Locate the line that contains "Enumerate this screenshot's", then copy it and all later lines of the data below exactly, through the last one.
═══ DATA ═══
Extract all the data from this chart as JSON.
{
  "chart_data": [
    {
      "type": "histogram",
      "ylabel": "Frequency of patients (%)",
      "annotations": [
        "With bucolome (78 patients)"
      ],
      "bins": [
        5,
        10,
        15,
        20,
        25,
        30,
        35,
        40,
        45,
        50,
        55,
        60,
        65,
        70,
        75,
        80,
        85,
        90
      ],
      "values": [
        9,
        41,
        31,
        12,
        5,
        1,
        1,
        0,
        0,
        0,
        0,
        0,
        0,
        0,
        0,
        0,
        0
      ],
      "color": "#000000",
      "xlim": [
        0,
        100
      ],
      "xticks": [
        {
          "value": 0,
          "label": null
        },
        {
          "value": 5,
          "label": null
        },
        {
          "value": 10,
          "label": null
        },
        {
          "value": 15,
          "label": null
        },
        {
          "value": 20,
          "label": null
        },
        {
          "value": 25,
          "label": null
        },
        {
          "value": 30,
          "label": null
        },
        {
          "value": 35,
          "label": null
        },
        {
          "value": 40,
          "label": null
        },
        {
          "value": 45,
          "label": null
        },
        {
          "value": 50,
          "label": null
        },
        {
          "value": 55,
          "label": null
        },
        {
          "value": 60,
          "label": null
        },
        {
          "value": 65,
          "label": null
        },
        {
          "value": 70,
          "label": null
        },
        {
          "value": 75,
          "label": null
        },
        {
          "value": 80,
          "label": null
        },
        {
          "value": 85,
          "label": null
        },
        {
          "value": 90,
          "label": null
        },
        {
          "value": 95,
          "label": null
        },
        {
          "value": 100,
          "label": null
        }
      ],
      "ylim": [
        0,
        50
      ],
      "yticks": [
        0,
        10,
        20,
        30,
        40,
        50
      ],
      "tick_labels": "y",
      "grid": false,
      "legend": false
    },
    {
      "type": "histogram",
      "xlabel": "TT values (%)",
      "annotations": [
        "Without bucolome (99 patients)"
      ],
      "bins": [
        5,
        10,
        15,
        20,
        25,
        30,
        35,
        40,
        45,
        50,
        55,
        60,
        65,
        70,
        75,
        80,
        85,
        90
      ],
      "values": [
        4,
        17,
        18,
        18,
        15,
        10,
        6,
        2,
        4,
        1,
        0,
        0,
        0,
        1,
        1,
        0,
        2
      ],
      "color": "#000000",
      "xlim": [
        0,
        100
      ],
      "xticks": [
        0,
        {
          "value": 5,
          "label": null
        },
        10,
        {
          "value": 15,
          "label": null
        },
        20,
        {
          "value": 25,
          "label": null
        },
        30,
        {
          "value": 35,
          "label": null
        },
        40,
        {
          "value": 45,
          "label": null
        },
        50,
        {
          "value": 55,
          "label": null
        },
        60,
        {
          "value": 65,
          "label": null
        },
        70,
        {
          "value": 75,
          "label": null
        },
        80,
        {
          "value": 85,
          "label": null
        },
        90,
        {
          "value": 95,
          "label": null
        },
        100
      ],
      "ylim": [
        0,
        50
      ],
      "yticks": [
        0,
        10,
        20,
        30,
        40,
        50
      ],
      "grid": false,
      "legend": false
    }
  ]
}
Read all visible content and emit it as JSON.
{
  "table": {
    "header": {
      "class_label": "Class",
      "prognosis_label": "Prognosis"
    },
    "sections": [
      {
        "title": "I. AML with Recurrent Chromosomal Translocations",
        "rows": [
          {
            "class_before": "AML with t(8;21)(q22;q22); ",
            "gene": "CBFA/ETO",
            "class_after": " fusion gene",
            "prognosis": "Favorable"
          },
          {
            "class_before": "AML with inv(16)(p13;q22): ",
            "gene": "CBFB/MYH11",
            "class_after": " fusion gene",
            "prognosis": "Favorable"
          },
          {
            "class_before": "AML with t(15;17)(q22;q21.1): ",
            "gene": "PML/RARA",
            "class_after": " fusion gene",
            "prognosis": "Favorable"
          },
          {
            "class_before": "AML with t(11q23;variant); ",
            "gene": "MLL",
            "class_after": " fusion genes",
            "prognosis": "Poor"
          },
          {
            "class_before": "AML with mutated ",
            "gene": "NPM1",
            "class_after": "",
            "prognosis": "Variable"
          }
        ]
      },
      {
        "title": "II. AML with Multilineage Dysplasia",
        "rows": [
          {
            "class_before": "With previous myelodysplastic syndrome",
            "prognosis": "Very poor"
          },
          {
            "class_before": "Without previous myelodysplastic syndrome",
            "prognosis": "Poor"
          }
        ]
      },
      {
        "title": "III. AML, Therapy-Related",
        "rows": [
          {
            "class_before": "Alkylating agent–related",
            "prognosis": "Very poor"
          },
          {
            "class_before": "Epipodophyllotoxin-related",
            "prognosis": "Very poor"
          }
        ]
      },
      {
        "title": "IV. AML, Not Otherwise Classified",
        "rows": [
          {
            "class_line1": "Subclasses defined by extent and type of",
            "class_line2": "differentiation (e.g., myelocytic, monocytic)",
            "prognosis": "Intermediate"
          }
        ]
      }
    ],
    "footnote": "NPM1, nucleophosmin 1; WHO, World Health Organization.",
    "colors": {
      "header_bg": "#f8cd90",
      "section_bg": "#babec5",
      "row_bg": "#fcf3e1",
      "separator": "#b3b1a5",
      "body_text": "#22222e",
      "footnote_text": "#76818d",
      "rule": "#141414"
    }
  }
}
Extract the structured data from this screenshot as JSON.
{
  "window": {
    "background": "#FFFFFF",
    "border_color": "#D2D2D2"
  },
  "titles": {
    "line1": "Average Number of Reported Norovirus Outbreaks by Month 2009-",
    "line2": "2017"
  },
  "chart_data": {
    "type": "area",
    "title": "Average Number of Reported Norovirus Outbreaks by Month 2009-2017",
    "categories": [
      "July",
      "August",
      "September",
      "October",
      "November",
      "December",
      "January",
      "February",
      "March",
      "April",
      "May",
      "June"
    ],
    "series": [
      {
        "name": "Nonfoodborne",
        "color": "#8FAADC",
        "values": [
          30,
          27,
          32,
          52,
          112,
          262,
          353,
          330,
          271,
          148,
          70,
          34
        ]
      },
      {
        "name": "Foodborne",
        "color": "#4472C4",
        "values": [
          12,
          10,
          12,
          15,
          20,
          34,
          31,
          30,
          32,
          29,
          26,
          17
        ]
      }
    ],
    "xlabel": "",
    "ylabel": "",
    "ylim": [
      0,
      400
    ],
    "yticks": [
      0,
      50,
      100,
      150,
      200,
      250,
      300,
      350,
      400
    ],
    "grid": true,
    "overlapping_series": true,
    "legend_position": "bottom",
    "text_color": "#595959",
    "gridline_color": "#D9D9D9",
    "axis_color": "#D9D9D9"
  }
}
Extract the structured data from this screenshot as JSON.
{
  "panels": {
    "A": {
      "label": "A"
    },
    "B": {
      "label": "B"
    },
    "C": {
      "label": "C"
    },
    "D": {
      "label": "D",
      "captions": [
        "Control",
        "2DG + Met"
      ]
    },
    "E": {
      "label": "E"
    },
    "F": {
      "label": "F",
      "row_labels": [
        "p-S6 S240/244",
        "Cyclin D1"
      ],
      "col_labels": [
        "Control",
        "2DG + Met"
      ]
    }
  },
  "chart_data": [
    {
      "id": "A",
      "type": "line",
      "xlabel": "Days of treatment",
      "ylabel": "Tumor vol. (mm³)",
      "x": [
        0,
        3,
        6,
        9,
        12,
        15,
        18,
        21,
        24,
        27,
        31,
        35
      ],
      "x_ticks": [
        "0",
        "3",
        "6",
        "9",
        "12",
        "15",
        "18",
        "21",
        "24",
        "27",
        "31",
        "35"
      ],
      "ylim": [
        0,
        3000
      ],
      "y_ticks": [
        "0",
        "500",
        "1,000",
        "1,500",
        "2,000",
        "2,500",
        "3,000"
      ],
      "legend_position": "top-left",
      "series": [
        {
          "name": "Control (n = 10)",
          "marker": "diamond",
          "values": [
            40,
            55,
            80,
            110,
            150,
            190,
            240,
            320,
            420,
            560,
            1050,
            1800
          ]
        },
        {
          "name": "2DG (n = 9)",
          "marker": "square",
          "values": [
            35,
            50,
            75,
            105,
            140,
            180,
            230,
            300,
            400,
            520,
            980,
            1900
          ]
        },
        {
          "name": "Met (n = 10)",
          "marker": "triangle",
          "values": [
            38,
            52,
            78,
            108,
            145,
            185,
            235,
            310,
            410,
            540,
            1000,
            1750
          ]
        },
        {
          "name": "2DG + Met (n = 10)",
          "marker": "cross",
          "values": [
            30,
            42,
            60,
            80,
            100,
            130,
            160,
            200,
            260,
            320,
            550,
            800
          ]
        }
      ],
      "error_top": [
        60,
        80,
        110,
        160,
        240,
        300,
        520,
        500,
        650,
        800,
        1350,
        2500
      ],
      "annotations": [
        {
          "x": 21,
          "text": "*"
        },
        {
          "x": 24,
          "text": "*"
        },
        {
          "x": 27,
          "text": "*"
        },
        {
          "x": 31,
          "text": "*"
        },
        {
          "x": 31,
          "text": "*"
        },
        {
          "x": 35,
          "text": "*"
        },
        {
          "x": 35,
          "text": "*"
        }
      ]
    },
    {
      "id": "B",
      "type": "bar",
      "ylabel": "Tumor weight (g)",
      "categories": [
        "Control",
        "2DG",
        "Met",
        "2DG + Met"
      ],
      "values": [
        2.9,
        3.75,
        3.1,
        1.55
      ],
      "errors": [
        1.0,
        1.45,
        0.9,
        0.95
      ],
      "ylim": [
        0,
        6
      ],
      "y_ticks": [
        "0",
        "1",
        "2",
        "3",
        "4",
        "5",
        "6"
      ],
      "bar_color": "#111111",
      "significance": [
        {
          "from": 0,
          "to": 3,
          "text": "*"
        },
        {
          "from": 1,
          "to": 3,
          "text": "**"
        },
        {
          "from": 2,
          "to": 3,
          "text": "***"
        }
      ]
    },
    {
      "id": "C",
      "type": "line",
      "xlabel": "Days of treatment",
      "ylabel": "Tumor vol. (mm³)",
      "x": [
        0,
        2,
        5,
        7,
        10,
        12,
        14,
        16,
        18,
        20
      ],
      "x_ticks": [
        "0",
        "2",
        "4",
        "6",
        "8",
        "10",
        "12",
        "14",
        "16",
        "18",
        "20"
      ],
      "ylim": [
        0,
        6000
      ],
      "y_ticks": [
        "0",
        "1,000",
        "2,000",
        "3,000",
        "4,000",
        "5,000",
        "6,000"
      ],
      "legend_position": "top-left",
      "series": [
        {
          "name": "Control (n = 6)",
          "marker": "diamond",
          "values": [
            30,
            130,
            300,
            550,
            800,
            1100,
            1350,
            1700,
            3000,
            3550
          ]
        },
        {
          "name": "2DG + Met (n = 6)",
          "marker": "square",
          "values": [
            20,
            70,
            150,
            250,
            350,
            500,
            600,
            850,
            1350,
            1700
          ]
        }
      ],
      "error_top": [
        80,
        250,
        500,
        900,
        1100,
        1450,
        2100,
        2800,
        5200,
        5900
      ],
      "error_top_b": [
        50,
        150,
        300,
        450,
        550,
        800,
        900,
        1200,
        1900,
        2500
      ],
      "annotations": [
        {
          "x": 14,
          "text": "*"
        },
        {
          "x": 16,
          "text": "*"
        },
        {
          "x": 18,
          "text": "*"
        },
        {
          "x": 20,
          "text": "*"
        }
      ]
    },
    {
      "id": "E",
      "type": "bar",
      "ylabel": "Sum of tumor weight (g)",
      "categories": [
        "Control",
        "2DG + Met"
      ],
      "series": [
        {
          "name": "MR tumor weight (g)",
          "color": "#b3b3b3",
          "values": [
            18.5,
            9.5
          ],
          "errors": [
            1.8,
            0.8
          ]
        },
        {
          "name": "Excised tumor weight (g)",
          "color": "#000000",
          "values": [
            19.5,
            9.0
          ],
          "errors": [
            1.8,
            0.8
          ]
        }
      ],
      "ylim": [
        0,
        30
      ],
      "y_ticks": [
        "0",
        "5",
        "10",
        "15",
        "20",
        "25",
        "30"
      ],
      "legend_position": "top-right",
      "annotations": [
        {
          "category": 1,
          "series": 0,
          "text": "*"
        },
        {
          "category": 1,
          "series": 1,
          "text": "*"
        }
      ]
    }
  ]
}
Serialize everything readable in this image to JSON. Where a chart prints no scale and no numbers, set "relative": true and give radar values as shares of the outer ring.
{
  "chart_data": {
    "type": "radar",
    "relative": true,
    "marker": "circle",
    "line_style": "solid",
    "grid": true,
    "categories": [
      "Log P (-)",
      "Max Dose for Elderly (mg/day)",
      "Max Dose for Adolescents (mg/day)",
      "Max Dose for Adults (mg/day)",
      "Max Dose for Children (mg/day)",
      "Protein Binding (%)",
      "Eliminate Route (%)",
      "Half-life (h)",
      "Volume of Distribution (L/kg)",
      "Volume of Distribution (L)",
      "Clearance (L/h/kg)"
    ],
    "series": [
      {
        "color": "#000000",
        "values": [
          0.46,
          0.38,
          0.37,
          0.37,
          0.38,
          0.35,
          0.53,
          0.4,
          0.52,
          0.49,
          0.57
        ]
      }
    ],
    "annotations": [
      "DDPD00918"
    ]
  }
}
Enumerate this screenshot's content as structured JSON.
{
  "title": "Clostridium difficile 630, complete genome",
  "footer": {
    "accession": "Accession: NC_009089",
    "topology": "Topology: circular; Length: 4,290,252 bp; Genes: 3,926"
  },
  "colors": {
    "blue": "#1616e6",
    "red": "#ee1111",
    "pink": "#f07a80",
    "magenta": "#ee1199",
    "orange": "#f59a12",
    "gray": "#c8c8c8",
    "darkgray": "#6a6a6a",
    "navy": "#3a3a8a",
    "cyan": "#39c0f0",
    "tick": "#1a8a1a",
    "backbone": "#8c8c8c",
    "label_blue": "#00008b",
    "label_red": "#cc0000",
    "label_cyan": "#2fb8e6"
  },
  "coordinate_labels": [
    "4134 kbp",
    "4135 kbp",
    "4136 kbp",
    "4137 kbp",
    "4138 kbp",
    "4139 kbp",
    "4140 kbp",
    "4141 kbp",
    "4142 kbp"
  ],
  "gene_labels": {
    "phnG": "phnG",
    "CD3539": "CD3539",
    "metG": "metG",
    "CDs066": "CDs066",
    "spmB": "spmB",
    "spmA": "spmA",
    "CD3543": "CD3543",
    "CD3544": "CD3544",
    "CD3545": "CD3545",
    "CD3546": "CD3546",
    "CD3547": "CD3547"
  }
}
═══
** SOLUTION FOR THIS EXERCISE **
Enumerate this screenshot's content as structured JSON.
{
  "title": "Clostridium difficile 630, complete genome",
  "footer": {
    "accession": "Accession: NC_009089",
    "topology": "Topology: circular; Length: 4,290,252 bp; Genes: 3,926"
  },
  "colors": {
    "blue": "#1616e6",
    "red": "#ee1111",
    "pink": "#f07a80",
    "magenta": "#ee1199",
    "orange": "#f59a12",
    "gray": "#c8c8c8",
    "darkgray": "#6a6a6a",
    "navy": "#3a3a8a",
    "cyan": "#39c0f0",
    "tick": "#1a8a1a",
    "backbone": "#8c8c8c",
    "label_blue": "#00008b",
    "label_red": "#cc0000",
    "label_cyan": "#2fb8e6"
  },
  "coordinate_labels": [
    "4134 kbp",
    "4135 kbp",
    "4136 kbp",
    "4137 kbp",
    "4138 kbp",
    "4139 kbp",
    "4140 kbp",
    "4141 kbp",
    "4142 kbp"
  ],
  "gene_labels": {
    "phnG": "phnG",
    "CD3539": "CD3539",
    "metG": "metG",
    "CDs066": "CDs066",
    "spmB": "spmB",
    "spmA": "spmA",
    "CD3543": "CD3543",
    "CD3544": "CD3544",
    "CD3545": "CD3545",
    "CD3546": "CD3546",
    "CD3547": "CD3547"
  }
}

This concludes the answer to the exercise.